(Records from a dataset)
--
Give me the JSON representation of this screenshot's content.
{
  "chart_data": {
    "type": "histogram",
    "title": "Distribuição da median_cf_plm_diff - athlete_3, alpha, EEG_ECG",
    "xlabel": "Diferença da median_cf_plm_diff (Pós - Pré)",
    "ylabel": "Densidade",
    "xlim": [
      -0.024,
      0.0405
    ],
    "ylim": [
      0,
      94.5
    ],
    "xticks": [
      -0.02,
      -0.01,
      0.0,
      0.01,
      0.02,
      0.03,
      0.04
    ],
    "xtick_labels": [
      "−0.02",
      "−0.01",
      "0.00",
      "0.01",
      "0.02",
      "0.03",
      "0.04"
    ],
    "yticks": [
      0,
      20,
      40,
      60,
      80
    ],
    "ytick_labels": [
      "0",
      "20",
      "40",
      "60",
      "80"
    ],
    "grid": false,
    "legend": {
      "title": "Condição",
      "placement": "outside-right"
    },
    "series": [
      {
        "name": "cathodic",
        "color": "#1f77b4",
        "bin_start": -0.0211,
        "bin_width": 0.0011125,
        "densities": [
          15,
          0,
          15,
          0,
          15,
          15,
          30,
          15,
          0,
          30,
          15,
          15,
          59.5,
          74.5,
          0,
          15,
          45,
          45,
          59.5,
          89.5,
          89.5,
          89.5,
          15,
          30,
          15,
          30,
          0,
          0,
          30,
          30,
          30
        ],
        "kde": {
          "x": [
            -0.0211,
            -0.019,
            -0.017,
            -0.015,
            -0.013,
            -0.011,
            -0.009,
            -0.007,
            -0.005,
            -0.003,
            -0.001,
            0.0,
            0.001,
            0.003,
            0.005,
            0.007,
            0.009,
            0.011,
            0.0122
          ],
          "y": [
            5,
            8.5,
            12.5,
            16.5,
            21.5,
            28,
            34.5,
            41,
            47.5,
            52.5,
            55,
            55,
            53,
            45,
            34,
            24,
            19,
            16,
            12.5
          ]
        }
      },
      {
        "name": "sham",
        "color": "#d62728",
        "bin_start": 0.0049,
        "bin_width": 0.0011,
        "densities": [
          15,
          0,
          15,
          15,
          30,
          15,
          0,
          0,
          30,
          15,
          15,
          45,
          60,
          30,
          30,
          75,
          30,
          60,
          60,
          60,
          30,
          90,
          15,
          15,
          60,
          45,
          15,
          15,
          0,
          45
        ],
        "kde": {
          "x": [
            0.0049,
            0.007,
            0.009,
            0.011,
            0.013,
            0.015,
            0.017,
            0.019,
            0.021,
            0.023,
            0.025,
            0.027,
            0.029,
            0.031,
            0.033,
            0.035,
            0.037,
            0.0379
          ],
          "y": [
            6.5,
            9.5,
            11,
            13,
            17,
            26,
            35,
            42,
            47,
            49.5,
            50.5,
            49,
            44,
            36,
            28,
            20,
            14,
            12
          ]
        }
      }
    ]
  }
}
--
WHAT YOU HAVE TO DO
Say how many lines of the material contain the word "title", with no other text.

EXERCISE RESULT
2